Written problem:
Find the lines containing the word "Rathaus" and copy every one of them.

Exercise data:
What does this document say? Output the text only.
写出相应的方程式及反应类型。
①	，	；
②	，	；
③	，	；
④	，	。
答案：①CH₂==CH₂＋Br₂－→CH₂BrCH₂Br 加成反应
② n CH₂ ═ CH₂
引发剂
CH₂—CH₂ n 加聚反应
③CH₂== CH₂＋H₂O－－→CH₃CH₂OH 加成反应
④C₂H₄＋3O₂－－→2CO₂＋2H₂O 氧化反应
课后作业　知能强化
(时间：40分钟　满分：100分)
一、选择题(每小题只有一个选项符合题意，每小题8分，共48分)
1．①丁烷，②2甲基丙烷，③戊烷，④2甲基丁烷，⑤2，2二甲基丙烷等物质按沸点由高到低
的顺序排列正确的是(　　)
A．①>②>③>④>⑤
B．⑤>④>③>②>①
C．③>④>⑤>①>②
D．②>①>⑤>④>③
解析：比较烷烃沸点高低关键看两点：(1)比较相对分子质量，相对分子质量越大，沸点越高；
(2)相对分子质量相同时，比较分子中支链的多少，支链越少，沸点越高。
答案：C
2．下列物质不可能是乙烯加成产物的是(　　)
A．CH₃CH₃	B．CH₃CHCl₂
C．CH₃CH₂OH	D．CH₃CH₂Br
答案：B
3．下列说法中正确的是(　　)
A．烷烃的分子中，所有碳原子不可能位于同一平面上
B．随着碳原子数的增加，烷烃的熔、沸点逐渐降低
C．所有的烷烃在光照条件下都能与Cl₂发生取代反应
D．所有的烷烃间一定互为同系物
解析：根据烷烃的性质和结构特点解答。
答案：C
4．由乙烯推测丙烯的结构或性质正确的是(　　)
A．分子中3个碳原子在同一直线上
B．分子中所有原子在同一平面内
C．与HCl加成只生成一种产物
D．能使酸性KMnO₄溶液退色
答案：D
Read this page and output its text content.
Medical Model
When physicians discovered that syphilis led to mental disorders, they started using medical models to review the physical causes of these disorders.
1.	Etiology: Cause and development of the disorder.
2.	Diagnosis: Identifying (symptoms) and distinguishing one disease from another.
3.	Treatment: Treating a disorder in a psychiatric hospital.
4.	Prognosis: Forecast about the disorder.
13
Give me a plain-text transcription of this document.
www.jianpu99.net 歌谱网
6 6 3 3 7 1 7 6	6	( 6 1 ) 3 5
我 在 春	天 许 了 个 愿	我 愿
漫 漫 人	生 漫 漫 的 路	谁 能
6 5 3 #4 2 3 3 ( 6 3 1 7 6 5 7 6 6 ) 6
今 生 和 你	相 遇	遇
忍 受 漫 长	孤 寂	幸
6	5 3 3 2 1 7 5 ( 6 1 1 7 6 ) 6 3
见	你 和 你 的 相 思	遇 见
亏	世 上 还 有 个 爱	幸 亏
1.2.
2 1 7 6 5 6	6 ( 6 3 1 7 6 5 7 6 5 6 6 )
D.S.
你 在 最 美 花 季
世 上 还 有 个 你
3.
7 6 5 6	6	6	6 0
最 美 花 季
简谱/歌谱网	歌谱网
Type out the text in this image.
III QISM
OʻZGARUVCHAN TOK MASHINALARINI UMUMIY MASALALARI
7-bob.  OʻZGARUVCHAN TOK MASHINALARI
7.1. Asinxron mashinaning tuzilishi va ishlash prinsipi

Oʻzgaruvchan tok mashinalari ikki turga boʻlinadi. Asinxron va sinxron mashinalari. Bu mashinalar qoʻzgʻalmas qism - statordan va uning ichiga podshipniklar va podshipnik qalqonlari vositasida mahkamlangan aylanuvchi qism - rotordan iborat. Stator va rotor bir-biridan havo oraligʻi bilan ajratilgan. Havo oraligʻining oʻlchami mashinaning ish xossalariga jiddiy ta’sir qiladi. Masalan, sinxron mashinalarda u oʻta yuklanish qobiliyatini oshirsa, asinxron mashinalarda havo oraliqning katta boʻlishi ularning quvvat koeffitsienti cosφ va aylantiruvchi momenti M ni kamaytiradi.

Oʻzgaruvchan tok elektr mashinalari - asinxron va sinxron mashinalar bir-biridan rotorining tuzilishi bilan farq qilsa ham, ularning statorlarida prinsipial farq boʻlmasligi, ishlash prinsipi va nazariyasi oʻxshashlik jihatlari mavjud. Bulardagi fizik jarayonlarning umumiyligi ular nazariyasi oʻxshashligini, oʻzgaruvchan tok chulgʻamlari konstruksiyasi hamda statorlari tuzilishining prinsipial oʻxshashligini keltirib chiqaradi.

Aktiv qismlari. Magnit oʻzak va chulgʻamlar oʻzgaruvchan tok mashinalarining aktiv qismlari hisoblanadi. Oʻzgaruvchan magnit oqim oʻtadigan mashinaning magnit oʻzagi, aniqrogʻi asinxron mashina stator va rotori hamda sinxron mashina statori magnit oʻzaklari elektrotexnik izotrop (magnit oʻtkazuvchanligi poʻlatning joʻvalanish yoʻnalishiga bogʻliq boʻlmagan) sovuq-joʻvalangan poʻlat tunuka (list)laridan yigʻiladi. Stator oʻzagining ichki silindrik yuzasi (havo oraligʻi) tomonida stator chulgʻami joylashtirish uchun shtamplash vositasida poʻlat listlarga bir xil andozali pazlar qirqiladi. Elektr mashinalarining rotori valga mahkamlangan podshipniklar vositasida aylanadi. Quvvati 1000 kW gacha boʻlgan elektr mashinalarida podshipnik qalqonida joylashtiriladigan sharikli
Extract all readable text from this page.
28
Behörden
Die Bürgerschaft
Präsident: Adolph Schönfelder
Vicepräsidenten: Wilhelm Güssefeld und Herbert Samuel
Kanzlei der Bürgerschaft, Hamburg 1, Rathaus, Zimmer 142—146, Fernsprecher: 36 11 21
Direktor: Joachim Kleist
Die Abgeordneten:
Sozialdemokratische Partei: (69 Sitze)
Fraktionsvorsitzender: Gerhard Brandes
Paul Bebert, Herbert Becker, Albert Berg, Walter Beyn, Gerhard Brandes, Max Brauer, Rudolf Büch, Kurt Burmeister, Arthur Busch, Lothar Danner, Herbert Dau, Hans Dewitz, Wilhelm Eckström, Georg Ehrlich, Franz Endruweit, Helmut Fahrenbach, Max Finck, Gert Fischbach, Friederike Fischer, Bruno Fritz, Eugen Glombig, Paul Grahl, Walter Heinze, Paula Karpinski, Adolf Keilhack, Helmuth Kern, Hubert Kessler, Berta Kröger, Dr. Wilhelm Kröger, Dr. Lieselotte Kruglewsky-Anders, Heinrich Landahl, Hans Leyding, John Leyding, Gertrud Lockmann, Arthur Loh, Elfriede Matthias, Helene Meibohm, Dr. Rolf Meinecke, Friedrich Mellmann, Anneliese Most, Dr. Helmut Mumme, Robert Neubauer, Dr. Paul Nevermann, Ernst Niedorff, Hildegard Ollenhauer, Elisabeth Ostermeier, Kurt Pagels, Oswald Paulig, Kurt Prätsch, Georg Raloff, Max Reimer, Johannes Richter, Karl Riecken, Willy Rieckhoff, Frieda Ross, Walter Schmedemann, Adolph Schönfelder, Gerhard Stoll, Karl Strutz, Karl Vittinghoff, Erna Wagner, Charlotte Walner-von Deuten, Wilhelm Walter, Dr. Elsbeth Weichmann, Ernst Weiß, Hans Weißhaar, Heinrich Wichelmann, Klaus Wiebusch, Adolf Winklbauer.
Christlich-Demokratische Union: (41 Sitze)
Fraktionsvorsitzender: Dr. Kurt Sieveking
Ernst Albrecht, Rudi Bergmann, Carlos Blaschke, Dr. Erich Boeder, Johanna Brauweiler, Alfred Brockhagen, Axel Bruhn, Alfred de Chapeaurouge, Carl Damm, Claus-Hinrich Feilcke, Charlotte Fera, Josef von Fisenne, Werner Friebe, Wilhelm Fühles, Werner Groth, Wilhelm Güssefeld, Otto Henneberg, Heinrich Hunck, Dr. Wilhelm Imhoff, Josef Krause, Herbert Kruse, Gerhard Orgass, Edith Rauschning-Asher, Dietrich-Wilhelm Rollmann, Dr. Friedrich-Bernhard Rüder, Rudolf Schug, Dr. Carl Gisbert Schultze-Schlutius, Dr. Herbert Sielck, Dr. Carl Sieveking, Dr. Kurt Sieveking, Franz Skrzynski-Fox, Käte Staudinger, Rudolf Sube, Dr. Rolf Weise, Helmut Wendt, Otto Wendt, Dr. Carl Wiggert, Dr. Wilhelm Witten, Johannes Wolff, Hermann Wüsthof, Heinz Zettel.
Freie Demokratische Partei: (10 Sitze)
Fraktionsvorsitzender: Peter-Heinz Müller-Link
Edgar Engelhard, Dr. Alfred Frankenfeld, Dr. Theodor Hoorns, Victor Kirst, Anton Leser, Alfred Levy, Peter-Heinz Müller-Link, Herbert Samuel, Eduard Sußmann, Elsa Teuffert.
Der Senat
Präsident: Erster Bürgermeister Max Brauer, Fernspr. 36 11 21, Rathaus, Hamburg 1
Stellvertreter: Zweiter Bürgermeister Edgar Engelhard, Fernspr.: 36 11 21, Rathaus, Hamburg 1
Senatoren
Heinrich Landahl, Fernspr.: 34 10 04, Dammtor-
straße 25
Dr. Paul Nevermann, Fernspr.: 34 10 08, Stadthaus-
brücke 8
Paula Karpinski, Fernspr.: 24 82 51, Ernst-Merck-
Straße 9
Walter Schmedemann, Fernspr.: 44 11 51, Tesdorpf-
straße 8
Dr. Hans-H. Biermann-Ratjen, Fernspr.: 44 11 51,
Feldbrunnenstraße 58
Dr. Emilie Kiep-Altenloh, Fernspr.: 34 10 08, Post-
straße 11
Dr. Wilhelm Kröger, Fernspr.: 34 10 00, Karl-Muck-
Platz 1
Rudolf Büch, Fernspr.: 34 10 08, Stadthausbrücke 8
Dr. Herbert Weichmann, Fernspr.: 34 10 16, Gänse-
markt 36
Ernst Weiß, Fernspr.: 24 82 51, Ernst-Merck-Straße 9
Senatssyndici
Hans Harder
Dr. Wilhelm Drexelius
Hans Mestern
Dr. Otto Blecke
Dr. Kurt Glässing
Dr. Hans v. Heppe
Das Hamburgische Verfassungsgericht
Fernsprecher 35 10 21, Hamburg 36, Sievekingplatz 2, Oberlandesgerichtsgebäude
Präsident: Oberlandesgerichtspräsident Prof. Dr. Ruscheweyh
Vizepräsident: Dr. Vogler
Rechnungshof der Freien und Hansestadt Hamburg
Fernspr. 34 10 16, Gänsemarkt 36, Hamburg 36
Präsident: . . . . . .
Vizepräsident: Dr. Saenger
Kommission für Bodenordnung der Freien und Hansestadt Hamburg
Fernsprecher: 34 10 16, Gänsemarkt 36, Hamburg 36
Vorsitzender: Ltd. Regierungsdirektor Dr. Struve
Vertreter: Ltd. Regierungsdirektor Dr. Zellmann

Answer to the problem:
Kanzlei der Bürgerschaft, Hamburg 1, Rathaus, Zimmer 142—146, Fernsprecher: 36 11 21
Präsident: Erster Bürgermeister Max Brauer, Fernspr. 36 11 21, Rathaus, Hamburg 1
Stellvertreter: Zweiter Bürgermeister Edgar Engelhard, Fernspr.: 36 11 21, Rathaus, Hamburg 1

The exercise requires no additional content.